Required work: Lines containing the word "REGARDING" should be extracted in full.

Working data:
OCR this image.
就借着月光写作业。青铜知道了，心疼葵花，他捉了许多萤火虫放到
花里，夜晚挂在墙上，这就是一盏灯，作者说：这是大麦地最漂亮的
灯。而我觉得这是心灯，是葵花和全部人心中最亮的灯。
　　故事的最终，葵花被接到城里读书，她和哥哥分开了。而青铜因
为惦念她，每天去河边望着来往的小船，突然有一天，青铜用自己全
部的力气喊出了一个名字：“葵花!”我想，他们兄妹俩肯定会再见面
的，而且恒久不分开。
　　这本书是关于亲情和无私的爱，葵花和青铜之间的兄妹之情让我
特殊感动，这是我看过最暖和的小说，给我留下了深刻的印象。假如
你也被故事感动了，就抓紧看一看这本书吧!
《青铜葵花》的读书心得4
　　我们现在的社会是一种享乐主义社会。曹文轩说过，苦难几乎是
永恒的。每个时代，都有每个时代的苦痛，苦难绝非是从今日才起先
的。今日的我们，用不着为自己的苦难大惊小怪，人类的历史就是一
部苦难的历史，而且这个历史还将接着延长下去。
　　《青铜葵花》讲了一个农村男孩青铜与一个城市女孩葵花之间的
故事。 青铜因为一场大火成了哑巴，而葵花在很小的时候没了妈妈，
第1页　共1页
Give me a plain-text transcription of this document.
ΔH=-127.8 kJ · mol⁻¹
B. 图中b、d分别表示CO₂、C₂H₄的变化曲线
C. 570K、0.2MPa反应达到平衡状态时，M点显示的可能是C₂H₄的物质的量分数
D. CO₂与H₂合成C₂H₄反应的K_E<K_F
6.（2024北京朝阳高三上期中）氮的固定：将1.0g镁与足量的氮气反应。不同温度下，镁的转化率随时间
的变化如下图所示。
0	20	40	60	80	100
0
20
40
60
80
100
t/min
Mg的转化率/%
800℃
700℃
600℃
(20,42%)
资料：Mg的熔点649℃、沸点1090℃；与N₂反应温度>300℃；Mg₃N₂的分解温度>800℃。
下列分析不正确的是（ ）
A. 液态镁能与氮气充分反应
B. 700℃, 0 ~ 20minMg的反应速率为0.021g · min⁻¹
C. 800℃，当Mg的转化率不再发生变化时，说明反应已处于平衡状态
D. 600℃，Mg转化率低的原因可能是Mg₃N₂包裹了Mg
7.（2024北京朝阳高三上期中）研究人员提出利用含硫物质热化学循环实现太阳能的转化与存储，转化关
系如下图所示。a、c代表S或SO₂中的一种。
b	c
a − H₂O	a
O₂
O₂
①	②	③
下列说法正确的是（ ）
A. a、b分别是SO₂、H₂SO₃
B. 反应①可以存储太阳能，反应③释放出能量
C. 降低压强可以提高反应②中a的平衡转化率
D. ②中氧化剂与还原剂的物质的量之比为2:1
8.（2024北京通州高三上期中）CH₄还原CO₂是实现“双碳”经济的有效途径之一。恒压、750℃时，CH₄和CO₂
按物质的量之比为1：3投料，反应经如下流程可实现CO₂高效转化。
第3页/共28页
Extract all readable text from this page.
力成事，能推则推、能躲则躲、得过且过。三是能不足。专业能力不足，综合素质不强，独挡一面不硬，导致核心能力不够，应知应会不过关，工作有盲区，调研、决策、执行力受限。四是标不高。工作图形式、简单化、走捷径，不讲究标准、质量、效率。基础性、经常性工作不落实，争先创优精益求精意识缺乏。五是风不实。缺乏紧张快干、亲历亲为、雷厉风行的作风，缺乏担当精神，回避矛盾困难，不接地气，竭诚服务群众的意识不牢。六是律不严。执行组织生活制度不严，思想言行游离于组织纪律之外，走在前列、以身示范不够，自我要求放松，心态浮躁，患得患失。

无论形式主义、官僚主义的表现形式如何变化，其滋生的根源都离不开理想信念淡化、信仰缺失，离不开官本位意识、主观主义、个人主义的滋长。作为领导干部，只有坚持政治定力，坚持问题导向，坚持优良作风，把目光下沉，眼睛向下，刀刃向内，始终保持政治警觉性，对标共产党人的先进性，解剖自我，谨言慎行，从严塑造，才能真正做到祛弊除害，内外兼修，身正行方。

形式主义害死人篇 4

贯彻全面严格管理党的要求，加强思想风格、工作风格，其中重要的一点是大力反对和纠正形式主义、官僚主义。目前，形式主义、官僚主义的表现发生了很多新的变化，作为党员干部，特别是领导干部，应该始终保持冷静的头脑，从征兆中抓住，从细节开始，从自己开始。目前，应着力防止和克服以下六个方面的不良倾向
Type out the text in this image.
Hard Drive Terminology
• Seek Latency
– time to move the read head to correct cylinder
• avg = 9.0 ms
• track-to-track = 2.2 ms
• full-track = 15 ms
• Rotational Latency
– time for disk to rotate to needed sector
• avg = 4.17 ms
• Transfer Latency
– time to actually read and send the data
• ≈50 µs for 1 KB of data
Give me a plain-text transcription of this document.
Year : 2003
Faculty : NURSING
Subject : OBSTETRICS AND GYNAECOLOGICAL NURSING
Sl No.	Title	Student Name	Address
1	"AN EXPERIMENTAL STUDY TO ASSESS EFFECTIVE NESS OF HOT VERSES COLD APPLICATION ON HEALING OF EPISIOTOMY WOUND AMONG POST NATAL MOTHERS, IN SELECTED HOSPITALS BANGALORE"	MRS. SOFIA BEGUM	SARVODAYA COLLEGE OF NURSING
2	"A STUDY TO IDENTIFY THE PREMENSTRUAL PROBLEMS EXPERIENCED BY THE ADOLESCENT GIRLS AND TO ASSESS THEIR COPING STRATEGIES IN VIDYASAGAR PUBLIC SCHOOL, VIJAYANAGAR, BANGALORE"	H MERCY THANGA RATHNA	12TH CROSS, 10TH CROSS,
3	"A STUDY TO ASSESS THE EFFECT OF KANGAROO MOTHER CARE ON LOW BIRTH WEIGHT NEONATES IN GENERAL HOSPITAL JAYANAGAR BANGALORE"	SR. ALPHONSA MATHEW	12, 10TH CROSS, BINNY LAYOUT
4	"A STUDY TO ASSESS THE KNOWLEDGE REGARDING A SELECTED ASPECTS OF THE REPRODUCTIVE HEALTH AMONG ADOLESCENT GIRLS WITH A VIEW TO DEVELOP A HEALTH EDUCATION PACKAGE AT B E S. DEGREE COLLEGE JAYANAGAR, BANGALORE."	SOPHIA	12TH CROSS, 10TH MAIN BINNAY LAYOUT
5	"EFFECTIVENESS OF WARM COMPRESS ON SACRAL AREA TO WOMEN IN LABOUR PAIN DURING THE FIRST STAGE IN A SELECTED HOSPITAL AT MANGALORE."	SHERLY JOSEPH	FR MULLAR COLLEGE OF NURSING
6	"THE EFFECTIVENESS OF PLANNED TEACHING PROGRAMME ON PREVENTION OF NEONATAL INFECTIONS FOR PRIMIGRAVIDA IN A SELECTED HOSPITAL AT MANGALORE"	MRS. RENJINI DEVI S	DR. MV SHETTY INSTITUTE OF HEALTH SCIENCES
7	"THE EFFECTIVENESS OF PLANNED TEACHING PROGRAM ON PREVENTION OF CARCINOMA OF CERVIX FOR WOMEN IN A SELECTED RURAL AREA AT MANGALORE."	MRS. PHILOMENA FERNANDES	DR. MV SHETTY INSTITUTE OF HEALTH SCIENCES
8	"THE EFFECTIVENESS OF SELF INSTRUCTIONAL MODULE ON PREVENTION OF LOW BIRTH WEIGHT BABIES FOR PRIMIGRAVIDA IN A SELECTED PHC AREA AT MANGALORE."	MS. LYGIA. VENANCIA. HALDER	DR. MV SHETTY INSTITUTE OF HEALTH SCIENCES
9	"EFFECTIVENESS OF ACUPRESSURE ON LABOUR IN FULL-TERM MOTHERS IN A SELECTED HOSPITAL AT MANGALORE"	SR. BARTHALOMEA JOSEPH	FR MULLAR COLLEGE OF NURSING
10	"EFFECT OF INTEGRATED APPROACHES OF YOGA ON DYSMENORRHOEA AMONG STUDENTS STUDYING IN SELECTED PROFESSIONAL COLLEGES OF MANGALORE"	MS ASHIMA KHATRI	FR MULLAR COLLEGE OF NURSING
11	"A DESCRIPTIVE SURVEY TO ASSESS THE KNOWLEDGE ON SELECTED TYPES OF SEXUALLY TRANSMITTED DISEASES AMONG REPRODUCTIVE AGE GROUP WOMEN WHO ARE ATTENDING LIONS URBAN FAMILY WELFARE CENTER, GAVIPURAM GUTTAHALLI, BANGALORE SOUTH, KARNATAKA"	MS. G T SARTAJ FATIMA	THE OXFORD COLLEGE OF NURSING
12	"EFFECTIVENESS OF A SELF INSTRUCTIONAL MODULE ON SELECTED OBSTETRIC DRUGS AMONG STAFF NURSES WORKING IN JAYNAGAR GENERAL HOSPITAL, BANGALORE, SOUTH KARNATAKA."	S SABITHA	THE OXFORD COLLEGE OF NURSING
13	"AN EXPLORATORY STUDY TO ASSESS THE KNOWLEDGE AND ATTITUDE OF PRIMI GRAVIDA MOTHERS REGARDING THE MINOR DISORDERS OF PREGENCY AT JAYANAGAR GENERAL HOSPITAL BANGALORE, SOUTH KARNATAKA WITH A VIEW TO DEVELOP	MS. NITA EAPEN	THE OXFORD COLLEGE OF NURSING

Answer below:
4	"A STUDY TO ASSESS THE KNOWLEDGE REGARDING A SELECTED ASPECTS OF THE REPRODUCTIVE HEALTH AMONG ADOLESCENT GIRLS WITH A VIEW TO DEVELOP A HEALTH EDUCATION PACKAGE AT B E S. DEGREE COLLEGE JAYANAGAR, BANGALORE."	SOPHIA	12TH CROSS, 10TH MAIN BINNAY LAYOUT
13	"AN EXPLORATORY STUDY TO ASSESS THE KNOWLEDGE AND ATTITUDE OF PRIMI GRAVIDA MOTHERS REGARDING THE MINOR DISORDERS OF PREGENCY AT JAYANAGAR GENERAL HOSPITAL BANGALORE, SOUTH KARNATAKA WITH A VIEW TO DEVELOP	MS. NITA EAPEN	THE OXFORD COLLEGE OF NURSING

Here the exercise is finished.